● **Task requirements**
In the listing that follows, how many lines contain "цепочки"? Give the number only.
━━━ Extracted entries
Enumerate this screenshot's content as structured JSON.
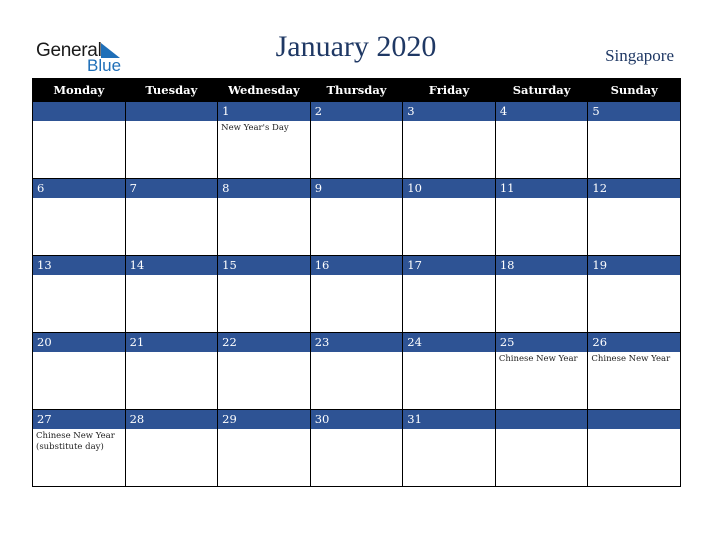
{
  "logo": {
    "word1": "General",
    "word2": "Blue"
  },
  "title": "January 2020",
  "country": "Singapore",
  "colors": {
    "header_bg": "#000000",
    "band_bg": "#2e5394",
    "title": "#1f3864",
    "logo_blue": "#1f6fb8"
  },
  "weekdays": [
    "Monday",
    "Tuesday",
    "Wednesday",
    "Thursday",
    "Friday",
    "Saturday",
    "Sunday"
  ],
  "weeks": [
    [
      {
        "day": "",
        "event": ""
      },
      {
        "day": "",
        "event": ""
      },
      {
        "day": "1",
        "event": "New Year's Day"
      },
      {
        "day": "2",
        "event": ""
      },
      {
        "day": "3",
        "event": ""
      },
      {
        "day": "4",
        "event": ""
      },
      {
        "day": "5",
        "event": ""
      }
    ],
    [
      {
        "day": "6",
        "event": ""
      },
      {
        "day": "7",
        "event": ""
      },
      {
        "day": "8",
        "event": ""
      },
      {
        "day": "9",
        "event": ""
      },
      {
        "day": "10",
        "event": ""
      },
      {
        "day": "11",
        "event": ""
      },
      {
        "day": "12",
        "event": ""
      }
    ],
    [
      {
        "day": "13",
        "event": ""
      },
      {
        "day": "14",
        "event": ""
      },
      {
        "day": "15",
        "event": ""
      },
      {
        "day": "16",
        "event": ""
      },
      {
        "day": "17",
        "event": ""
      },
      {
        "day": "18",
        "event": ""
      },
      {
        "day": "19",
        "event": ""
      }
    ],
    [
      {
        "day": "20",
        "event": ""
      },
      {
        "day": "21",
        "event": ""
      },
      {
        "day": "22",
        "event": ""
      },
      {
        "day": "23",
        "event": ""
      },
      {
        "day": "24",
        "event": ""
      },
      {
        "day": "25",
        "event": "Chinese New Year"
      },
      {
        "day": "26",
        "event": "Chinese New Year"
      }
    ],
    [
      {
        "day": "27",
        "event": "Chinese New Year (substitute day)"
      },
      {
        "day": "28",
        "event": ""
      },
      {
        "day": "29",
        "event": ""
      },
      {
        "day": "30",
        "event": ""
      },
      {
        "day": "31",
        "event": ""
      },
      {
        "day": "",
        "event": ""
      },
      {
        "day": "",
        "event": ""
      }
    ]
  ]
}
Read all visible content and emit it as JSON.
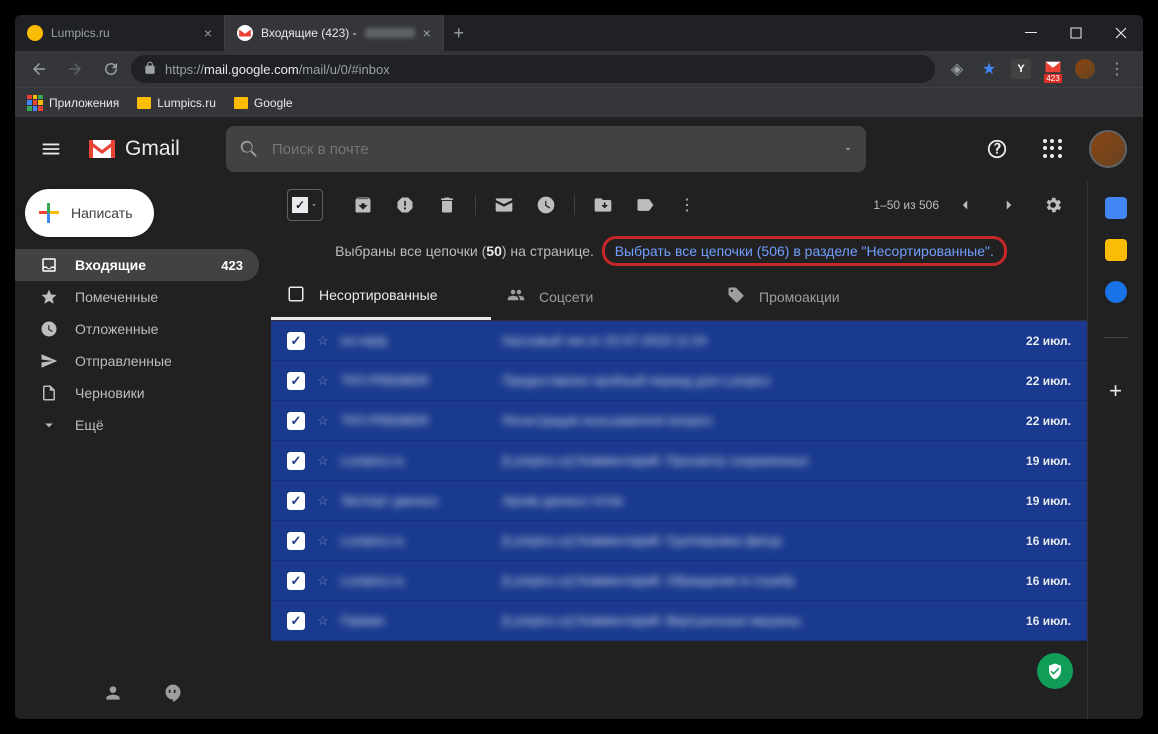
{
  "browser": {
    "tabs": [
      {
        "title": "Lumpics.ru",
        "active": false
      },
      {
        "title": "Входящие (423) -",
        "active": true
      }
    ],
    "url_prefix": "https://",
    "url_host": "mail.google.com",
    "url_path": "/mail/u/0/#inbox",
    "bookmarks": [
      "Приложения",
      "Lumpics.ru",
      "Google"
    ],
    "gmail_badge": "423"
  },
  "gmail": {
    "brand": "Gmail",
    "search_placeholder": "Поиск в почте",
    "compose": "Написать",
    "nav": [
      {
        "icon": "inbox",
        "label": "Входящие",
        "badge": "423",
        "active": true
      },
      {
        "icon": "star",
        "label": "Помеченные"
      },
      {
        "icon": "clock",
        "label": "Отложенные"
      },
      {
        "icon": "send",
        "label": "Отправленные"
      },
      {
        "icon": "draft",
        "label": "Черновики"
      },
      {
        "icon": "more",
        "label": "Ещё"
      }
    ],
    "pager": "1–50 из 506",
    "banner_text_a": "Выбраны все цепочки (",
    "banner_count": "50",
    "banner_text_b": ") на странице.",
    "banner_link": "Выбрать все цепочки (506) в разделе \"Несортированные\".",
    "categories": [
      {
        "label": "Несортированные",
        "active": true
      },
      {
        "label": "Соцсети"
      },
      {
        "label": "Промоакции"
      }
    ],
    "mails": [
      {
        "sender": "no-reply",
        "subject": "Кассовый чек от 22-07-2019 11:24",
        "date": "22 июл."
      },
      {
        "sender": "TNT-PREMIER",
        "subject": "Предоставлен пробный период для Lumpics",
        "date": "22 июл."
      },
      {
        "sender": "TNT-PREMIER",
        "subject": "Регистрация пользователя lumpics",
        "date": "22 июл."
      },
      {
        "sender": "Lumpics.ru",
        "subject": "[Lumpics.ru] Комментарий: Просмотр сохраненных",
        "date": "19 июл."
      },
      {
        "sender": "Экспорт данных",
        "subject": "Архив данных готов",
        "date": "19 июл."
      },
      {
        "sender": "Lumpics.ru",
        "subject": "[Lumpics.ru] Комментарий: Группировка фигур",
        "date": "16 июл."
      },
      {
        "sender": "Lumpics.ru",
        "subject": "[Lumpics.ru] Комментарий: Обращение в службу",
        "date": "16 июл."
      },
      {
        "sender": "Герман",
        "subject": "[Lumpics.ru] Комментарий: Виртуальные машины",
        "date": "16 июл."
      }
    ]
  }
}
━━━━━━
● **Solution for this task**
2